_Enunciado da tarefa_:
Como ficaria, mais breve e com os factos principais, o parágrafo do texto sobre «pitié!» que começa por «Desde a imagem inicial»?

Quando começou a ensaiar, pediu aos intérpretes que improvisassem a partir desses conceitos. Houve quem lhe dissesse que eram irrepresentáveis. E Platel fez disso a força da peça que já se apresentou mais de 180 vezes, datas marcadas a maior parte delas antes da estreia oficial na Primavera de 2008. Chega a Portugal agora: hoje e amanhã está no CCB, em Lisboa, terça e quarta vai ao Teatro Nacional S. João, no Porto, a pretexto do Dancem!09.

"Um coreógrafo cria peças para as pessoas que vivem aqui e agora, num contexto contemporâneo", diz-nos. Não se incomoda que lhe perguntemos se é católico. Não é. Mas para trabalhar a partir da "Paixão Segundo São Mateus" "não é necessário sê-lo". No Japão, onde a peça foi apresentada, não foi sobre catolicismo que se falou. "Os japoneses não são de mostrar as emoções em público e, no entanto, a evidente emoção deles vinha de uma outra capacidade de identificação". A Paixão, resume, é "uma extraordinária obra sobre factos horríveis. E isso toca a todos".

Há muito, continua, que deixou de fazer sentido construir peças que insistissem sobre uma leitura contemporânea dos acontecimentos mundiais ou que fizessem comentários à realidade. "Nunca me preocupei com isso, mas sempre quis que as minhas peças se relacionassem com a realidade. Agora já não". E a distância que vai entre esta afirmação e a vontade de continuar a trabalhar para as pessoas que "vivem aqui e agora" encontra fundamento na própria religião, definida por ele próprio como "uma procura das razões por que se está aqui". Cita Fellini: "Sou um ateu profundo. Acho que Deus é... uma belíssima história". "pitié!" é uma belíssima história.

Celebração da vida

Desde a imagem inicial aos solos que os vários intérpretes vão fazendo, Platel vai abrindo espaço para questionarmos o que significam esses valores, compaixão, piedade, moralidade. "Os cantores carregam a tristeza, são eles que carregam a história. Os bailarinos têm o seu percurso. E os músicos outro". A forma como tudo isto se orquestra, nunca parecendo que estamos a assistir a linhas diferentes, é o que identifica "pitié!" como uma das obras mais bem sucedidas da carreira do coreógrafo belga.

_Registos em bruto_:
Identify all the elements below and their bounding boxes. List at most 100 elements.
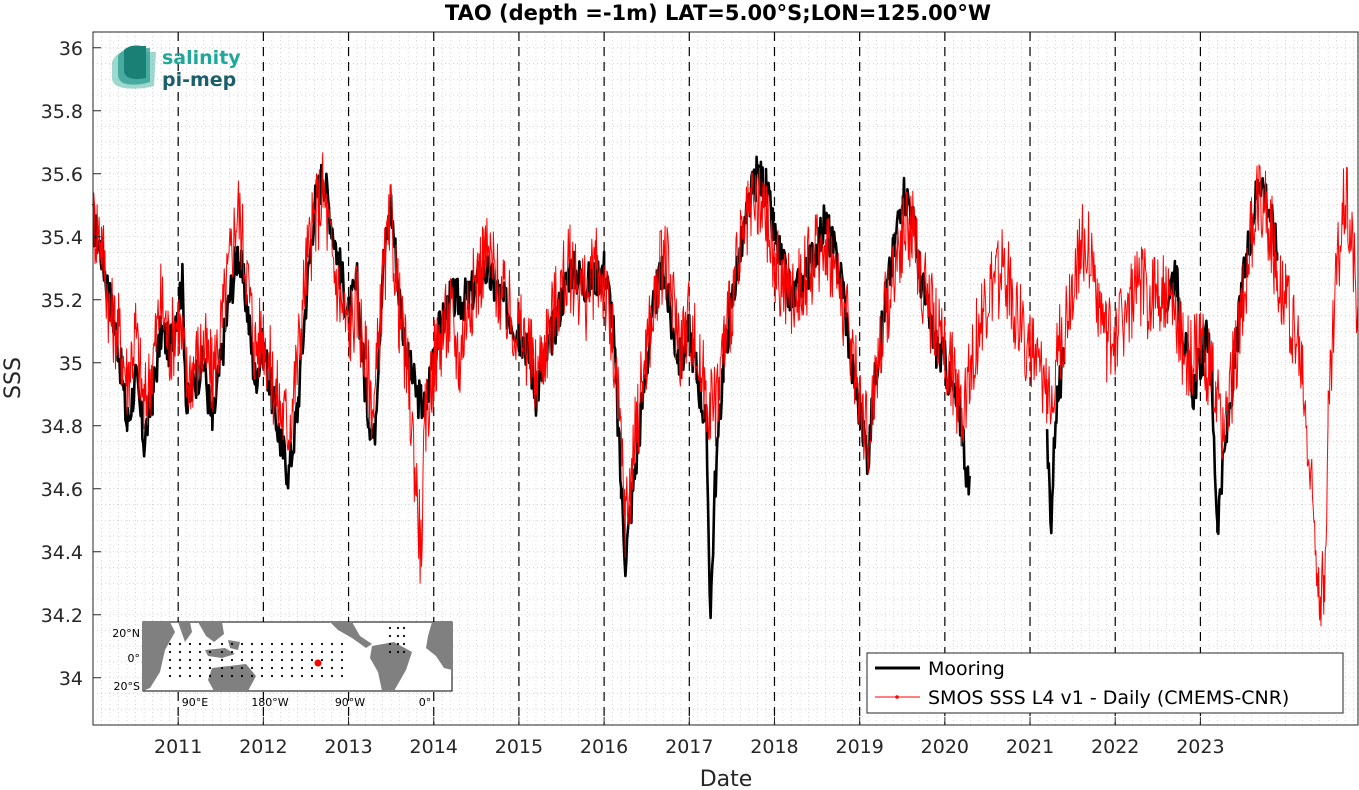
map-station-dot (250, 666, 254, 670)
map-station-dot (340, 658, 344, 662)
legend-label-smos: SMOS SSS L4 v1 - Daily (CMEMS-CNR) (928, 687, 1289, 709)
map-station-dot (280, 674, 284, 678)
map-station-dot (310, 650, 314, 654)
y-tick-label: 35.6 (41, 164, 83, 186)
map-station-dot (402, 650, 406, 654)
map-station-dot (240, 650, 244, 654)
map-station-dot (270, 642, 274, 646)
map-station-dot (240, 658, 244, 662)
chart-title: TAO (depth =-1m) LAT=5.00°S;LON=125.00°W (445, 1, 991, 25)
map-station-dot (230, 650, 234, 654)
x-axis-label: Date (700, 767, 753, 790)
map-station-dot (168, 642, 172, 646)
map-station-dot (250, 658, 254, 662)
map-station-dot (168, 650, 172, 654)
map-station-dot (290, 666, 294, 670)
y-axis-label: SSS (1, 357, 26, 399)
logo-line1: salinity (162, 47, 241, 69)
logo-waves-icon (112, 45, 156, 89)
x-tick-label: 2013 (324, 736, 372, 758)
map-station-dot (208, 642, 212, 646)
map-station-dot (220, 650, 224, 654)
map-lat-0: 0° (128, 652, 141, 665)
map-station-dot (240, 666, 244, 670)
map-station-dot (300, 650, 304, 654)
map-station-dot (240, 642, 244, 646)
map-station-dot (310, 642, 314, 646)
map-station-dot (330, 650, 334, 654)
salinity-pi-mep-logo: salinity pi-mep (112, 45, 241, 91)
map-station-dot (188, 650, 192, 654)
y-tick-label: 36 (59, 38, 83, 60)
map-station-dot (208, 650, 212, 654)
map-station-dot (260, 642, 264, 646)
map-station-dot (188, 642, 192, 646)
map-station-dot (388, 650, 392, 654)
x-tick-label: 2011 (154, 736, 202, 758)
map-station-dot (230, 674, 234, 678)
map-station-dot (290, 674, 294, 678)
map-land (143, 622, 452, 691)
logo-line2: pi-mep (162, 69, 236, 91)
inset-map: 20°N 0° 20°S 90°E 180°W 90°W 0° (112, 621, 453, 709)
map-station-dot (388, 626, 392, 630)
map-station-dot (198, 658, 202, 662)
legend-swatch-smos-dot (895, 695, 899, 699)
map-lon-90w: 90°W (335, 696, 365, 709)
map-station-dot (250, 642, 254, 646)
map-station-dot (310, 658, 314, 662)
y-tick-label: 34.2 (41, 605, 83, 627)
map-station-dot (402, 634, 406, 638)
x-tick-labels: 2011 2012 2013 2014 2015 2016 2017 2018 2019 2020… (154, 717, 1225, 758)
x-tick-label: 2022 (1091, 736, 1139, 758)
map-station-dot (340, 666, 344, 670)
map-station-dot (178, 666, 182, 670)
map-station-dot (198, 674, 202, 678)
map-station-dot (198, 650, 202, 654)
map-station-dot (396, 650, 400, 654)
map-station-dot (260, 666, 264, 670)
map-station-dot (188, 674, 192, 678)
map-station-dot (270, 666, 274, 670)
station-marker (314, 659, 322, 667)
x-tick-label: 2018 (750, 736, 798, 758)
map-station-dot (290, 642, 294, 646)
map-station-dot (330, 666, 334, 670)
y-tick-label: 35 (59, 353, 83, 375)
map-lat-20s: 20°S (114, 680, 140, 693)
map-station-dot (260, 658, 264, 662)
map-station-dot (168, 674, 172, 678)
map-station-dot (220, 674, 224, 678)
map-station-dot (198, 642, 202, 646)
legend: Mooring SMOS SSS L4 v1 - Daily (CMEMS-CN… (866, 652, 1344, 714)
map-station-dot (270, 658, 274, 662)
map-station-dot (208, 658, 212, 662)
map-station-dot (220, 642, 224, 646)
x-tick-label: 2016 (580, 736, 628, 758)
map-station-dot (330, 674, 334, 678)
map-station-dot (300, 666, 304, 670)
map-station-dot (402, 642, 406, 646)
plot-frame (92, 31, 1359, 726)
map-station-dot (300, 642, 304, 646)
y-tick-label: 34.8 (41, 416, 83, 438)
map-station-dot (290, 650, 294, 654)
map-station-dot (178, 642, 182, 646)
map-station-dot (396, 634, 400, 638)
map-station-dot (240, 674, 244, 678)
y-tick-label: 35.8 (41, 101, 83, 123)
x-tick-label: 2015 (495, 736, 543, 758)
map-stations (168, 626, 406, 678)
map-station-dot (208, 666, 212, 670)
map-station-dot (330, 658, 334, 662)
map-station-dot (320, 658, 324, 662)
map-station-dot (188, 666, 192, 670)
map-station-dot (300, 674, 304, 678)
map-station-dot (340, 674, 344, 678)
map-station-dot (220, 666, 224, 670)
map-station-dot (300, 658, 304, 662)
map-station-dot (260, 674, 264, 678)
map-station-dot (178, 650, 182, 654)
map-station-dot (280, 658, 284, 662)
y-tick-label: 34.4 (41, 542, 83, 564)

_Resposta ao exercício_:
Da imagem inicial aos solos dos intérpretes, Platel abre espaço para questionarmos o significado da compaixão, da piedade e da moralidade. Os cantores carregam a tristeza e a história, e bailarinos e músicos têm percursos próprios. Esta orquestração, que nunca parece feita de linhas diferentes, faz de «pitié!» uma das obras mais bem sucedidas da carreira do coreógrafo belga.